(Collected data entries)
▬▬▬▬▬▬▬▬▬▬

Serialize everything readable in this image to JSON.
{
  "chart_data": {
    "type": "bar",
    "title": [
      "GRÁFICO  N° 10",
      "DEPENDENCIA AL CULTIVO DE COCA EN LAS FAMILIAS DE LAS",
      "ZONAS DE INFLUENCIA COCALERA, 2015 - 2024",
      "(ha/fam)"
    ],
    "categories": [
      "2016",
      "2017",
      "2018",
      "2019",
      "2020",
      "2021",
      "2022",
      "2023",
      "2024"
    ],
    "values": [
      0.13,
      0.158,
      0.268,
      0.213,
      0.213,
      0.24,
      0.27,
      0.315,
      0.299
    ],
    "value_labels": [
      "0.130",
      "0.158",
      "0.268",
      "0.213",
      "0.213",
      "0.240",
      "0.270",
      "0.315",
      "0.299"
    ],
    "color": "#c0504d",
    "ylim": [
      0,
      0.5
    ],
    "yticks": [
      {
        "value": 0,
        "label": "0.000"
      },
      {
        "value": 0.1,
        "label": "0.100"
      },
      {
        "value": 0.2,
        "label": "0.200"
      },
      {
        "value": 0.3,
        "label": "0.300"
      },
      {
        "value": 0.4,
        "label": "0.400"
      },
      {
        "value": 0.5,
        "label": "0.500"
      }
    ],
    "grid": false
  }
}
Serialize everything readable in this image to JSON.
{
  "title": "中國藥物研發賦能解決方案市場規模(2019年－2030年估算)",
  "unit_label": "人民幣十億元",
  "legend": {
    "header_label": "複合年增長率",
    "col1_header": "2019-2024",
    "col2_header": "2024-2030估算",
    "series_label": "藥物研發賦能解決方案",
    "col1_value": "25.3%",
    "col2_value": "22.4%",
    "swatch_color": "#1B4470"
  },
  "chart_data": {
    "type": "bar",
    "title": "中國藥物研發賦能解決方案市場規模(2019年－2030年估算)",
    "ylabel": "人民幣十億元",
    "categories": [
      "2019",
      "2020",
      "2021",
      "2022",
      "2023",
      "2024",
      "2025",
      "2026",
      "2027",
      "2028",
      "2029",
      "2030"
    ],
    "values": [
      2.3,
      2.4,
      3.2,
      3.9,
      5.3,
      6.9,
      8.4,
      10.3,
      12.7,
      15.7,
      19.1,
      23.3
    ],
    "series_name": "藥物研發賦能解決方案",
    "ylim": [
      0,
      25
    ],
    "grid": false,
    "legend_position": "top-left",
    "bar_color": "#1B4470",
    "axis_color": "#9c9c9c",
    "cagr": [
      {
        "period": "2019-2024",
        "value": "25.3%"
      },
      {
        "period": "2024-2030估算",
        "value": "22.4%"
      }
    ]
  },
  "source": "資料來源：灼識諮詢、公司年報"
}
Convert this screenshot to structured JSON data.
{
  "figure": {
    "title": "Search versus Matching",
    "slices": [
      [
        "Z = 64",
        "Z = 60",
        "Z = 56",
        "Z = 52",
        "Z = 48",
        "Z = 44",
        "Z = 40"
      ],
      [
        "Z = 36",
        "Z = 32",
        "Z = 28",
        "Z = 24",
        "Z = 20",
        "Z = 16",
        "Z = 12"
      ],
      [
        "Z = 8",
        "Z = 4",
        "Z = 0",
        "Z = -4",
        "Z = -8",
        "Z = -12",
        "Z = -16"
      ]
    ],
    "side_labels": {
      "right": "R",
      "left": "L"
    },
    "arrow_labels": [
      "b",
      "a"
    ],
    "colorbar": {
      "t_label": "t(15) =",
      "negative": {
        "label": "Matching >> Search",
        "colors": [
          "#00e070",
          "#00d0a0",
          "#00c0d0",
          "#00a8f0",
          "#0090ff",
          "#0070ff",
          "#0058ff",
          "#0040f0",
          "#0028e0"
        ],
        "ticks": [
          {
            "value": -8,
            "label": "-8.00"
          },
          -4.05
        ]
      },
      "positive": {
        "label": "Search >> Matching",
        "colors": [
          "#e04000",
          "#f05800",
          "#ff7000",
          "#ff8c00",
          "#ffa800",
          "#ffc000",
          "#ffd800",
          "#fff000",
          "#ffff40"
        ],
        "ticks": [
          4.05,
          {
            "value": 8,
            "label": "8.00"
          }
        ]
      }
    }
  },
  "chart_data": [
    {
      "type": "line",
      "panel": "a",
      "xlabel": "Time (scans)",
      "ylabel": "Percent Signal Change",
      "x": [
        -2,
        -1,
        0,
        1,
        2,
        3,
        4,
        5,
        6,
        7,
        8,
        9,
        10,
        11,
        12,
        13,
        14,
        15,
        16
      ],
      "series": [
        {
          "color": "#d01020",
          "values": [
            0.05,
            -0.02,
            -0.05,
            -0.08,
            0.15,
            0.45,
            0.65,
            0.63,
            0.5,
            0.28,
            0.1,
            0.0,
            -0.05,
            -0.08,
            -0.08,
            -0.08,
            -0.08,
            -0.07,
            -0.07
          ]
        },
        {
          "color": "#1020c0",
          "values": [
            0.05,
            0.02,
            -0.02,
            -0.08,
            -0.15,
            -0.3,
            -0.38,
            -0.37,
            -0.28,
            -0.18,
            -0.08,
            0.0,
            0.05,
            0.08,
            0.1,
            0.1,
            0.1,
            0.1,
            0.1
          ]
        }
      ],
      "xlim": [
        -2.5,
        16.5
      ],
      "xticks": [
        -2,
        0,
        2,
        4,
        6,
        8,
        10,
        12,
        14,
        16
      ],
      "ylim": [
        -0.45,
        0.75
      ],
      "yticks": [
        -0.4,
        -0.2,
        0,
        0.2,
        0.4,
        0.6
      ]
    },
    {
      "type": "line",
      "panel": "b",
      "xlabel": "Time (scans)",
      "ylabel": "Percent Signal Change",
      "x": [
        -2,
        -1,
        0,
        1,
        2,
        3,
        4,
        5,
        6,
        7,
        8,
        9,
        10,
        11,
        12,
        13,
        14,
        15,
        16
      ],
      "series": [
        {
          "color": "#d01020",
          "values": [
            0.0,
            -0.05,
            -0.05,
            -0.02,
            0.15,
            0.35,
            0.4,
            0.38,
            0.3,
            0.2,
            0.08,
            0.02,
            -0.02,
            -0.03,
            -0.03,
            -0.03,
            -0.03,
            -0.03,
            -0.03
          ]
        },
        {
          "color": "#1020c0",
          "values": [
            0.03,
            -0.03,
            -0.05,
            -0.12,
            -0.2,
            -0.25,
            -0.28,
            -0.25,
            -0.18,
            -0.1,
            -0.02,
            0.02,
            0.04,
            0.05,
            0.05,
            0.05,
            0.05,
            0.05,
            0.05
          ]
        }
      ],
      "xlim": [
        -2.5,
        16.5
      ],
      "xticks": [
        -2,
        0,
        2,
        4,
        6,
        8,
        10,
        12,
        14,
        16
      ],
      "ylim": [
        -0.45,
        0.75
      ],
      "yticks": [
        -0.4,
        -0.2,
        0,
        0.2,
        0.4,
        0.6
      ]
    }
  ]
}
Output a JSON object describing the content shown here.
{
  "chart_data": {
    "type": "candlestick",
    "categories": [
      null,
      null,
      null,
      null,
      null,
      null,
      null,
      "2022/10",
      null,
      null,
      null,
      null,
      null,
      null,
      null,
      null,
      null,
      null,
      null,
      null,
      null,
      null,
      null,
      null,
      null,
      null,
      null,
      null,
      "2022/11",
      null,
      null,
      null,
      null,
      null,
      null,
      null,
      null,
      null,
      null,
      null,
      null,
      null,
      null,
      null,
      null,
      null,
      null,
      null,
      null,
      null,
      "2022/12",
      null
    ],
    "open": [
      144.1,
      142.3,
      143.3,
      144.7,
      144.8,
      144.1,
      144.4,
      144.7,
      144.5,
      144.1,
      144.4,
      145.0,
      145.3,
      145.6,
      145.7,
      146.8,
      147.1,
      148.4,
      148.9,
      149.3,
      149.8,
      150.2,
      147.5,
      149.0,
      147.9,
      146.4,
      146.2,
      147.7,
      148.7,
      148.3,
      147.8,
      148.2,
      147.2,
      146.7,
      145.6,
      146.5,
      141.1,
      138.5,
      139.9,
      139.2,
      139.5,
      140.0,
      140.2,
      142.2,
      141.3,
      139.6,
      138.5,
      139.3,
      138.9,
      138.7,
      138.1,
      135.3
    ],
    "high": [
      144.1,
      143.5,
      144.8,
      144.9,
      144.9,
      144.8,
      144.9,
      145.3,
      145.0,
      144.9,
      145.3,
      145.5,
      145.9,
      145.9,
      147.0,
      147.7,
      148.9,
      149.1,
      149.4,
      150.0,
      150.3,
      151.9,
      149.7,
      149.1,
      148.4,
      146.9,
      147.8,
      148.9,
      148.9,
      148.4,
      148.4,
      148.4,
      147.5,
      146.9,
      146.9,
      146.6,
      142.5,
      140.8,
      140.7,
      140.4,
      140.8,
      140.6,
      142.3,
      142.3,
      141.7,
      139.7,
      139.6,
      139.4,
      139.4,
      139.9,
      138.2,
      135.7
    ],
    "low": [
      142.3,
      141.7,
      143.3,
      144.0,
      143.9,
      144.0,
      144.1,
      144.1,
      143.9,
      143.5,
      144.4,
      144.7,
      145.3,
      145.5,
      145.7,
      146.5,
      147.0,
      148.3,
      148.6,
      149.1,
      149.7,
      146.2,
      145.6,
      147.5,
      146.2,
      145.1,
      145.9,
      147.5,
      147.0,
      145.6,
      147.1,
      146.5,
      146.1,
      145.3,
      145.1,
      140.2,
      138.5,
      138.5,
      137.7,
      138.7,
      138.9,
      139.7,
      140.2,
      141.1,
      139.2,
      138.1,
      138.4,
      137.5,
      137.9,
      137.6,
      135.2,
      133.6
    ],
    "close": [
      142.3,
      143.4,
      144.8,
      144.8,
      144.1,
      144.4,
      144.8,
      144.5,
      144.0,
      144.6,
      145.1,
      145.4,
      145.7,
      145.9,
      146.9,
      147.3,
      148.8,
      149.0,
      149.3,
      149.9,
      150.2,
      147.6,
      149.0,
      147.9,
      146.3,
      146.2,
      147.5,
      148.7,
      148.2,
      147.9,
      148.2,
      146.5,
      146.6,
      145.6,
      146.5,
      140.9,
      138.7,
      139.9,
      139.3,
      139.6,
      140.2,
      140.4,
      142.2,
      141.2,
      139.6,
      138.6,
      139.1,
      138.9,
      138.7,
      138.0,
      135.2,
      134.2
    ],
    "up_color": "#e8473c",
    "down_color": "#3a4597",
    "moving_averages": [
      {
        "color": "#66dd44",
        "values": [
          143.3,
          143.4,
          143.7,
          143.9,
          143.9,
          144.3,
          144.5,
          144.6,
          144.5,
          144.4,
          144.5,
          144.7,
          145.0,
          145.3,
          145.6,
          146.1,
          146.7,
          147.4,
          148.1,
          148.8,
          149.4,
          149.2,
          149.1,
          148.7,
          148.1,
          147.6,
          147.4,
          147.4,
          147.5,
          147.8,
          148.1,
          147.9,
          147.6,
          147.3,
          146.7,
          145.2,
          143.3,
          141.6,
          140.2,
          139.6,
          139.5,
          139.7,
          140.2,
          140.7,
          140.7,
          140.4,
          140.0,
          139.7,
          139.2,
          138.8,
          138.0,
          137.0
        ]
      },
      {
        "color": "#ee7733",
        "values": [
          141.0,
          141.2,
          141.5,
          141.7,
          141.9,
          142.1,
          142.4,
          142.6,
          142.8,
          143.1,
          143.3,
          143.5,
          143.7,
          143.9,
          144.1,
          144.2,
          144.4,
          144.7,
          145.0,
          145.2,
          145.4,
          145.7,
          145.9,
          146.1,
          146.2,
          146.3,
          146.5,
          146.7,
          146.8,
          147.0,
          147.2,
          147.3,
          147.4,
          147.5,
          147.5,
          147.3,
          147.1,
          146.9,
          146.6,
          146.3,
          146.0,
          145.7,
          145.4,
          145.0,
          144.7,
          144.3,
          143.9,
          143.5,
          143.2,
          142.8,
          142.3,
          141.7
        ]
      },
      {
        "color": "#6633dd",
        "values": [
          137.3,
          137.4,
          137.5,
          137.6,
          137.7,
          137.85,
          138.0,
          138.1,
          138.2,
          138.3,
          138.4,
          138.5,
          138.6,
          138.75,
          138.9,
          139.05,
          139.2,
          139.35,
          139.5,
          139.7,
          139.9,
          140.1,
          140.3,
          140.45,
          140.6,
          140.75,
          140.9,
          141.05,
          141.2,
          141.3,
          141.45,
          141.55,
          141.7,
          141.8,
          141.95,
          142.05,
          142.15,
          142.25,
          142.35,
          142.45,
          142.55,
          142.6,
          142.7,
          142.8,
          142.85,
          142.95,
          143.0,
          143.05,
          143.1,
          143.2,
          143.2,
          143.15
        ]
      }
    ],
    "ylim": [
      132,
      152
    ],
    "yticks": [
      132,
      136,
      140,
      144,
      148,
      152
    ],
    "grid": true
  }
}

▬▬▬▬▬▬▬▬▬▬

Exercise description:
Tally the lines containing "Matching". Provide the number without any other words.

Output below:
3